From the entries below, copy every line that holds the word "list".

BEGIN Extracted material

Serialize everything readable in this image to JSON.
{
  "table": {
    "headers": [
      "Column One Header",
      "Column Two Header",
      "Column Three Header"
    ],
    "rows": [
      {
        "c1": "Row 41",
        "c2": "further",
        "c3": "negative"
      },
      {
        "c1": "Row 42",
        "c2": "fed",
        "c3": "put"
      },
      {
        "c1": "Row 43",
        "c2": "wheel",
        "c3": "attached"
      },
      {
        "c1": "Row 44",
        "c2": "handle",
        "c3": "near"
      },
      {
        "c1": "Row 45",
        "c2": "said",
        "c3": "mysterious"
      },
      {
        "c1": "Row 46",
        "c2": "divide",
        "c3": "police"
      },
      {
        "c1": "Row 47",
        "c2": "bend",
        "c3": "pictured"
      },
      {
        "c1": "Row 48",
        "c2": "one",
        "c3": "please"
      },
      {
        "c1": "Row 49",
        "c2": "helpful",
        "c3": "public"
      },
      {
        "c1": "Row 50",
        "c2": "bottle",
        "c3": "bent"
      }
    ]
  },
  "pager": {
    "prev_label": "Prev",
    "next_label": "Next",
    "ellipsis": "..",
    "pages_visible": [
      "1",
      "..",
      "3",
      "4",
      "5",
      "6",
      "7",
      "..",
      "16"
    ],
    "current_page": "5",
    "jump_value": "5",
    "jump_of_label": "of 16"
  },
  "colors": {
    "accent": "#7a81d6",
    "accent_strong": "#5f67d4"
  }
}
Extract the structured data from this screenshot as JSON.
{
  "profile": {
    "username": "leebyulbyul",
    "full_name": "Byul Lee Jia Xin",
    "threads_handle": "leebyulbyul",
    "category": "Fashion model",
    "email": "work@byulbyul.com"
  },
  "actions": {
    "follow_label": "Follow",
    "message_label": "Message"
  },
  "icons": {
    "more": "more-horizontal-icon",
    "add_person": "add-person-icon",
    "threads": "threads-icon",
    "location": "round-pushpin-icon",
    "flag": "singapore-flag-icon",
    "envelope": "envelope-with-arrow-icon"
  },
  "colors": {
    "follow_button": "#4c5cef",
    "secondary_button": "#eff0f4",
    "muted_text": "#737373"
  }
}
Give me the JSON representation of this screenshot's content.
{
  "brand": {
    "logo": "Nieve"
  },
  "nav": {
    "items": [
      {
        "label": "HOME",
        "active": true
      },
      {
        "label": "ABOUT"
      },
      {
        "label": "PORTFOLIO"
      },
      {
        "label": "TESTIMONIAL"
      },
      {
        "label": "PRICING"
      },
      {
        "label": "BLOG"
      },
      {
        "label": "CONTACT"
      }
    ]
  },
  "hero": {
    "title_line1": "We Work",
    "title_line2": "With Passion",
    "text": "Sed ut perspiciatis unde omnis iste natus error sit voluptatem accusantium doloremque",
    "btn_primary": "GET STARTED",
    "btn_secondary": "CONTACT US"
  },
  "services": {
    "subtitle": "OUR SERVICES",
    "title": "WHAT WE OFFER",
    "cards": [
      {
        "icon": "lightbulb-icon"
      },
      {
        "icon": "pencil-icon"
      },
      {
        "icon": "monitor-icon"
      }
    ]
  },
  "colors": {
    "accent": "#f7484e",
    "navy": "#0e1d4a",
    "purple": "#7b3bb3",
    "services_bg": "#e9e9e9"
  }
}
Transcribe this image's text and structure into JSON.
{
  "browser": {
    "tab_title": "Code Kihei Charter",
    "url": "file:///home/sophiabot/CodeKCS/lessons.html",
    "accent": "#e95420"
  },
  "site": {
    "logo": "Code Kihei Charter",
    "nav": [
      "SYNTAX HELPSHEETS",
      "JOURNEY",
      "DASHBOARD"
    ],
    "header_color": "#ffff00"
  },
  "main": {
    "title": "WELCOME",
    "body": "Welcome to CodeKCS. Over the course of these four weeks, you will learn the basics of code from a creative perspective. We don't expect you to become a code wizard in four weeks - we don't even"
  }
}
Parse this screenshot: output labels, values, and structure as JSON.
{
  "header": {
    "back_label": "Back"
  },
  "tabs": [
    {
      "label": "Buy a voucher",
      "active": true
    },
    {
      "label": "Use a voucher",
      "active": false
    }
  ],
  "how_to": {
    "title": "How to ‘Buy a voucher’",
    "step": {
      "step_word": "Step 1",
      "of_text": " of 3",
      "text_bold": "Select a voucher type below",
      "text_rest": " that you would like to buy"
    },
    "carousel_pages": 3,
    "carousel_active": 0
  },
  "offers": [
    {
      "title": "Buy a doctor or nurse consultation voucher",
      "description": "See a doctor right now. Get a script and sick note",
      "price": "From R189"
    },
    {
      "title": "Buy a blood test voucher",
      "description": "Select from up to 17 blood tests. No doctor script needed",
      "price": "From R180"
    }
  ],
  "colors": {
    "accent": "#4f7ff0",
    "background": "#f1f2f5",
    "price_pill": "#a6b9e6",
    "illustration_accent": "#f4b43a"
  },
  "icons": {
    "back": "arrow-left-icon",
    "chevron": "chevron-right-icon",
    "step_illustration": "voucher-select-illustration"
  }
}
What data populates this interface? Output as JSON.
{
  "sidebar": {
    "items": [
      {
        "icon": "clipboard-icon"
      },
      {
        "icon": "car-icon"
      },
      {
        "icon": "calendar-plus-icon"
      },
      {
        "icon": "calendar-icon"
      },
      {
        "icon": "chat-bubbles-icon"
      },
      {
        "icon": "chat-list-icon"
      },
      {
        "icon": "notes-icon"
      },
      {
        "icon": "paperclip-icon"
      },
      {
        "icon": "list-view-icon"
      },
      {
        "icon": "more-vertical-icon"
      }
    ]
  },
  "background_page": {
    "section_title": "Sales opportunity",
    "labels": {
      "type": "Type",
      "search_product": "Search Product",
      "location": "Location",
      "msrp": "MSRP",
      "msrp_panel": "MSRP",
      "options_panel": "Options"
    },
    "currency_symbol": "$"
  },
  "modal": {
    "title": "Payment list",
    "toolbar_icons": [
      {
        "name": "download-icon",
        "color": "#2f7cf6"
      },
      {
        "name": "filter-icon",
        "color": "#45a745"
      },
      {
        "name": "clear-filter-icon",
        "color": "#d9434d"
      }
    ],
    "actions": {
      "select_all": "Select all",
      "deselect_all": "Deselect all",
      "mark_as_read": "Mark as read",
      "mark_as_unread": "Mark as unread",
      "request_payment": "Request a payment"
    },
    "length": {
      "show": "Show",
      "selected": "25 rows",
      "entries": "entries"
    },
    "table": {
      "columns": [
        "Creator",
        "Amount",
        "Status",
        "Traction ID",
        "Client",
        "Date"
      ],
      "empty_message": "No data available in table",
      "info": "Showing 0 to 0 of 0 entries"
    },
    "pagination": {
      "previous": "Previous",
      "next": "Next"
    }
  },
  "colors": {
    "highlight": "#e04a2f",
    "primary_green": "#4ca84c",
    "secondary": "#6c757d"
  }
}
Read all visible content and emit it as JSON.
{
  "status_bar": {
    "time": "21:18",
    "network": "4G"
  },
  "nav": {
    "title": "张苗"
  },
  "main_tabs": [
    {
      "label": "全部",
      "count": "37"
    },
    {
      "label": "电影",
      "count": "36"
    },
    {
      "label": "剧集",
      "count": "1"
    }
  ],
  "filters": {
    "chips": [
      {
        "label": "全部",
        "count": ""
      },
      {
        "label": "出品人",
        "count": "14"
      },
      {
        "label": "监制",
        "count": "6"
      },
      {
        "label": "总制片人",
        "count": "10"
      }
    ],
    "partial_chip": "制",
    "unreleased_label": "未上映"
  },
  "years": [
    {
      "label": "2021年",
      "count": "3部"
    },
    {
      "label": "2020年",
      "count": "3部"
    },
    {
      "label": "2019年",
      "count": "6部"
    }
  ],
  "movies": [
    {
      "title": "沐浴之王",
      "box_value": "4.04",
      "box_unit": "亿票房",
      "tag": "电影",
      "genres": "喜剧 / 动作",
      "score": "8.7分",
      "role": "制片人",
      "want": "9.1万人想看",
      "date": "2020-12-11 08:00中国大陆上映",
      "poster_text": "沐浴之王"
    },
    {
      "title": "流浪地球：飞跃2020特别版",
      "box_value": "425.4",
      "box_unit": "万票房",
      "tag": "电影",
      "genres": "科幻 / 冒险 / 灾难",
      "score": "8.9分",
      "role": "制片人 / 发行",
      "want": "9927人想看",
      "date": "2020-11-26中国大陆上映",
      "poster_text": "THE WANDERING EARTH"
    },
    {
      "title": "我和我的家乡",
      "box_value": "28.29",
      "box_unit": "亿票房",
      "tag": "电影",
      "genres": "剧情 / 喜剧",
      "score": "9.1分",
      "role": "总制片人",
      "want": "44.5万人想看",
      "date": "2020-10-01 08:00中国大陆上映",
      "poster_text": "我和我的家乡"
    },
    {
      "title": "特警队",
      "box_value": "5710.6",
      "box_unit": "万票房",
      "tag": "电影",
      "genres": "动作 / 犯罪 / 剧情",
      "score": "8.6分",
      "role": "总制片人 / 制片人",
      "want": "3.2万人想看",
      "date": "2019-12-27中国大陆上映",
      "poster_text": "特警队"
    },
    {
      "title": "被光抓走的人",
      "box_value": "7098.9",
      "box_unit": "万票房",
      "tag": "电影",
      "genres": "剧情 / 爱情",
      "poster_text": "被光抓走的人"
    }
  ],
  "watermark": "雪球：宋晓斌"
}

END Extracted material

### Exercise output
        "icon": "chat-list-icon"
        "icon": "list-view-icon"
    "title": "Payment list",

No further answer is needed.